**Exercise details:** Go to the line that contains "OCR this image." and extract it along with every line after it, exactly, through the end of the data below.

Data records
* START *

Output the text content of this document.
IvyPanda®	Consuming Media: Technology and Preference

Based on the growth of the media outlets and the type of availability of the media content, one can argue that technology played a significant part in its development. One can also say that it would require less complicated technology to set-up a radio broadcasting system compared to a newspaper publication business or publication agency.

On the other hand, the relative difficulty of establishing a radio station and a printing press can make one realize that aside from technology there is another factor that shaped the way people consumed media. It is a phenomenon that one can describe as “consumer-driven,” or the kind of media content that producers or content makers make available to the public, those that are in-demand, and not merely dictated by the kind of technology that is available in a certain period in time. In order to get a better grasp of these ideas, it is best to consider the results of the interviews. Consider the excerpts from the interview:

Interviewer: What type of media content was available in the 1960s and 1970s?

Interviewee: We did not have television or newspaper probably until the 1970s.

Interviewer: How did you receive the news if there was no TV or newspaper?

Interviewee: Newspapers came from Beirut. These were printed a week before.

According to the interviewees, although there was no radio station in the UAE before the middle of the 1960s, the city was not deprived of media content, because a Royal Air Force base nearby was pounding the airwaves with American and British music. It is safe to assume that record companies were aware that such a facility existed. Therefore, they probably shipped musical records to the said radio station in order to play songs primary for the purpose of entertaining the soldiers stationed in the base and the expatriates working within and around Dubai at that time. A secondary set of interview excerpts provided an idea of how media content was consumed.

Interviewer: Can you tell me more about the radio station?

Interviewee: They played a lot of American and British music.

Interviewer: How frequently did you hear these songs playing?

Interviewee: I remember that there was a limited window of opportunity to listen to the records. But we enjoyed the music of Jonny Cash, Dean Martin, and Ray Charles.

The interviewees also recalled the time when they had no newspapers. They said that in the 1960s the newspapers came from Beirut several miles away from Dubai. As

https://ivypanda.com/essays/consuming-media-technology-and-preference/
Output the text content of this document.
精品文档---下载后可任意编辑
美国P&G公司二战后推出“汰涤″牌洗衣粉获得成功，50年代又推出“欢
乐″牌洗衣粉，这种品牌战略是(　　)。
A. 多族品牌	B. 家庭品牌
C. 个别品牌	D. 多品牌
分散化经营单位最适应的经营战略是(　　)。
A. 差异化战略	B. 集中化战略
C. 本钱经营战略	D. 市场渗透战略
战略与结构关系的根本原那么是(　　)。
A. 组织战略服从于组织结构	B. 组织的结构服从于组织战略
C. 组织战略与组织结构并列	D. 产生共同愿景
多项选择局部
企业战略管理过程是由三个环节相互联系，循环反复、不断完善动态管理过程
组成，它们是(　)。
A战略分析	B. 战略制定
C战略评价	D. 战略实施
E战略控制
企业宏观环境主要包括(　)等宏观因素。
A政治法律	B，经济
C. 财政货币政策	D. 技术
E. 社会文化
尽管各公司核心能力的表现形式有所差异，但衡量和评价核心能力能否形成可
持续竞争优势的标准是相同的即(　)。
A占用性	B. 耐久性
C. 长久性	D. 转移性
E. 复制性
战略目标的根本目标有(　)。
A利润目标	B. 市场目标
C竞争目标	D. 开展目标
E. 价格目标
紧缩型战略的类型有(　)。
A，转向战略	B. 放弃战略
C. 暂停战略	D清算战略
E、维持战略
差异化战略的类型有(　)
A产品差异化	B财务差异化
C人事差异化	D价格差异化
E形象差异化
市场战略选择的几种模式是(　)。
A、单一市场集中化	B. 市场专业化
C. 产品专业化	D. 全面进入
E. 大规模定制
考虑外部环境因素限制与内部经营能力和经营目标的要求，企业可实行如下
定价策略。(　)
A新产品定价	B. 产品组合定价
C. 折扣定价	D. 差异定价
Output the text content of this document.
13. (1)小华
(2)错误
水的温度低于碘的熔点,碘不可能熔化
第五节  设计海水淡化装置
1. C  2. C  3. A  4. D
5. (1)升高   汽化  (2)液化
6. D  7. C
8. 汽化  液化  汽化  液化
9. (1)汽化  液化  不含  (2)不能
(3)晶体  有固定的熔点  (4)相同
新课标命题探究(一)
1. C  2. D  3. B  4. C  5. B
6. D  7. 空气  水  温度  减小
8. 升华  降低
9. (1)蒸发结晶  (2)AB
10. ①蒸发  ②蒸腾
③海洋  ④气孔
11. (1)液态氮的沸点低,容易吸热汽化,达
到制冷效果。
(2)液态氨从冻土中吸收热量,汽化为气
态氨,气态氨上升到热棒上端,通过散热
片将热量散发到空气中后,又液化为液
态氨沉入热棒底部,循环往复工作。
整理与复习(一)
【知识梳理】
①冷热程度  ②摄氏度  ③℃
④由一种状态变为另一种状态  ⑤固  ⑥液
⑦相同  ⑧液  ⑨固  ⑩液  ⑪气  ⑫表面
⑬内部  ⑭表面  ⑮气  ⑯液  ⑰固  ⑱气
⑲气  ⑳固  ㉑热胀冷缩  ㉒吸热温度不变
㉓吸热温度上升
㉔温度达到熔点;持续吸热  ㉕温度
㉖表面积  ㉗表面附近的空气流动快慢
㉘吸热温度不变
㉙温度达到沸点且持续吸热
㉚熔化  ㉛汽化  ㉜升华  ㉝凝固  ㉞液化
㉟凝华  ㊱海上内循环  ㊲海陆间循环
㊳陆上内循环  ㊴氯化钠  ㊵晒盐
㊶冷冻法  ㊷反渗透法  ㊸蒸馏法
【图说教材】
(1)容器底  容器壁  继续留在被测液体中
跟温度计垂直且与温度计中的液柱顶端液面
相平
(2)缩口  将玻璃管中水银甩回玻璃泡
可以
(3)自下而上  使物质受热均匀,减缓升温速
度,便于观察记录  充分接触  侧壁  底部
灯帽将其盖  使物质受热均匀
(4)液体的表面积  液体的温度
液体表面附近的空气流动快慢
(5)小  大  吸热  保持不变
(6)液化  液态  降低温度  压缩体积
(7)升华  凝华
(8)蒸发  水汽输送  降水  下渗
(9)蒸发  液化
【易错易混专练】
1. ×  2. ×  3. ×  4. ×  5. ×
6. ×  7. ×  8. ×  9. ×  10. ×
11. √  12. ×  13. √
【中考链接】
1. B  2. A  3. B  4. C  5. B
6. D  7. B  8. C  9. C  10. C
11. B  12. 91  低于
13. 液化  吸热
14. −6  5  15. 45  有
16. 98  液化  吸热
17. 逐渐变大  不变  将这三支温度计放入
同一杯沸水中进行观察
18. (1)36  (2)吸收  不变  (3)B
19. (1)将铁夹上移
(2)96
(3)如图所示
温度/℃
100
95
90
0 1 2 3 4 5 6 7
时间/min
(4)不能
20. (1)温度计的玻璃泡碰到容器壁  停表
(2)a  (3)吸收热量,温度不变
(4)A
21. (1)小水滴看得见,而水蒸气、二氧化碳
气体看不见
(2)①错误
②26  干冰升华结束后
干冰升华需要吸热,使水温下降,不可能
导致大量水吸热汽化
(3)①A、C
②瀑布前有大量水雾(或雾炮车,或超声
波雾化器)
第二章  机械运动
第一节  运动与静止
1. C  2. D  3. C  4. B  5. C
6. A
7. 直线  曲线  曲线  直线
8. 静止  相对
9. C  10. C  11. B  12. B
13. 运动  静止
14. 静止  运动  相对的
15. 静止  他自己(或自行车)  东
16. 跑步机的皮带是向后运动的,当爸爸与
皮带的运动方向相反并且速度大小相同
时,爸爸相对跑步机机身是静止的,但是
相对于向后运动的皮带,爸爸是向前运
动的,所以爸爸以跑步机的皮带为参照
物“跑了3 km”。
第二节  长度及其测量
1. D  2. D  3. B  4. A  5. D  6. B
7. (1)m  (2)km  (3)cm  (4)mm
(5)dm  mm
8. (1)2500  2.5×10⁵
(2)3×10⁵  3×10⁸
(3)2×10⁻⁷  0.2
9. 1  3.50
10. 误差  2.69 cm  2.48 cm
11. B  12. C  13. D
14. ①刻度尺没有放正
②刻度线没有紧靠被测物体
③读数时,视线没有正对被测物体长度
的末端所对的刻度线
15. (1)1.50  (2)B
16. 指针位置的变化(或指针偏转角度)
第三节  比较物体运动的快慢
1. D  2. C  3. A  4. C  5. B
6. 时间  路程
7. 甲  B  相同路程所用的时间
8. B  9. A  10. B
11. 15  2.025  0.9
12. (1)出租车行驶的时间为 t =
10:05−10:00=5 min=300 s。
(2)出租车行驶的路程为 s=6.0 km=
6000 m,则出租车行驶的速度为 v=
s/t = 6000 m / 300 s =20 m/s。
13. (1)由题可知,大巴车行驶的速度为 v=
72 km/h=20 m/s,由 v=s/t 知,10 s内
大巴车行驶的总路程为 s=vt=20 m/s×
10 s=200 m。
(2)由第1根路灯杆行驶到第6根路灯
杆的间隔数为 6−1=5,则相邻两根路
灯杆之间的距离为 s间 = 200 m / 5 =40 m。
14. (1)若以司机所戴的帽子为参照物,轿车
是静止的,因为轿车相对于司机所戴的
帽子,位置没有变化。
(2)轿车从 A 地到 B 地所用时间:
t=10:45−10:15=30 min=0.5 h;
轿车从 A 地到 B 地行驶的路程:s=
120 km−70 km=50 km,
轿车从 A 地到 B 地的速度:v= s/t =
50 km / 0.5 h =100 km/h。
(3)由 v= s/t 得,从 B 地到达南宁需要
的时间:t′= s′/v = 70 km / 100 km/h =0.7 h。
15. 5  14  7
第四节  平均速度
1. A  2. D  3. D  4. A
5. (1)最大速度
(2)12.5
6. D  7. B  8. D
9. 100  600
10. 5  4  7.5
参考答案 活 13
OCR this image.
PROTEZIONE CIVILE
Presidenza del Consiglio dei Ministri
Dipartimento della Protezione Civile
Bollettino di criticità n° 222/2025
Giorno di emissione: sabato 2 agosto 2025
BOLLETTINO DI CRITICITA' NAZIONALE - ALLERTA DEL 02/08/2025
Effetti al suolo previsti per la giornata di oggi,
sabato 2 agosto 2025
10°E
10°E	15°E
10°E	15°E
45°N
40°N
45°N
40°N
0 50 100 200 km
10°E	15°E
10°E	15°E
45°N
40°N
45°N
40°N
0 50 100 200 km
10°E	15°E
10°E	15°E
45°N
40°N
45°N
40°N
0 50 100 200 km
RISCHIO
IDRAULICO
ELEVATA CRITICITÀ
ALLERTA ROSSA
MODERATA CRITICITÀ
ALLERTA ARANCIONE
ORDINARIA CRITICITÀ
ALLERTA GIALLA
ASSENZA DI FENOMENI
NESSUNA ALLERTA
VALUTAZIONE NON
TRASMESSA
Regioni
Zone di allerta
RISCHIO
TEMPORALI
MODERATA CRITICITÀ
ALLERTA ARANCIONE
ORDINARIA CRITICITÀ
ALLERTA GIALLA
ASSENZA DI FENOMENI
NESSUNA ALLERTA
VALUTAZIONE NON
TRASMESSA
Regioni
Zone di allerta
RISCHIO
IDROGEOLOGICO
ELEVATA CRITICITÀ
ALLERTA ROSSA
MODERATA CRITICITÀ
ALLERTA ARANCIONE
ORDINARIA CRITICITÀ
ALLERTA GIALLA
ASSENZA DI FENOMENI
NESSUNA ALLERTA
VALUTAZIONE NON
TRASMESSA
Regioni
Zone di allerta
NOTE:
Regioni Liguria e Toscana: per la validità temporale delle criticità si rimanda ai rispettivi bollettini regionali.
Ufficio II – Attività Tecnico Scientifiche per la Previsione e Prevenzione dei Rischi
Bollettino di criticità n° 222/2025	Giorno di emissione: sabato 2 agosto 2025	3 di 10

* END *

**Task result:**
OCR this image.
PROTEZIONE CIVILE
Presidenza del Consiglio dei Ministri
Dipartimento della Protezione Civile
Bollettino di criticità n° 222/2025
Giorno di emissione: sabato 2 agosto 2025
BOLLETTINO DI CRITICITA' NAZIONALE - ALLERTA DEL 02/08/2025
Effetti al suolo previsti per la giornata di oggi,
sabato 2 agosto 2025
10°E
10°E	15°E
10°E	15°E
45°N
40°N
45°N
40°N
0 50 100 200 km
10°E	15°E
10°E	15°E
45°N
40°N
45°N
40°N
0 50 100 200 km
10°E	15°E
10°E	15°E
45°N
40°N
45°N
40°N
0 50 100 200 km
RISCHIO
IDRAULICO
ELEVATA CRITICITÀ
ALLERTA ROSSA
MODERATA CRITICITÀ
ALLERTA ARANCIONE
ORDINARIA CRITICITÀ
ALLERTA GIALLA
ASSENZA DI FENOMENI
NESSUNA ALLERTA
VALUTAZIONE NON
TRASMESSA
Regioni
Zone di allerta
RISCHIO
TEMPORALI
MODERATA CRITICITÀ
ALLERTA ARANCIONE
ORDINARIA CRITICITÀ
ALLERTA GIALLA
ASSENZA DI FENOMENI
NESSUNA ALLERTA
VALUTAZIONE NON
TRASMESSA
Regioni
Zone di allerta
RISCHIO
IDROGEOLOGICO
ELEVATA CRITICITÀ
ALLERTA ROSSA
MODERATA CRITICITÀ
ALLERTA ARANCIONE
ORDINARIA CRITICITÀ
ALLERTA GIALLA
ASSENZA DI FENOMENI
NESSUNA ALLERTA
VALUTAZIONE NON
TRASMESSA
Regioni
Zone di allerta
NOTE:
Regioni Liguria e Toscana: per la validità temporale delle criticità si rimanda ai rispettivi bollettini regionali.
Ufficio II – Attività Tecnico Scientifiche per la Previsione e Prevenzione dei Rischi
Bollettino di criticità n° 222/2025	Giorno di emissione: sabato 2 agosto 2025	3 di 10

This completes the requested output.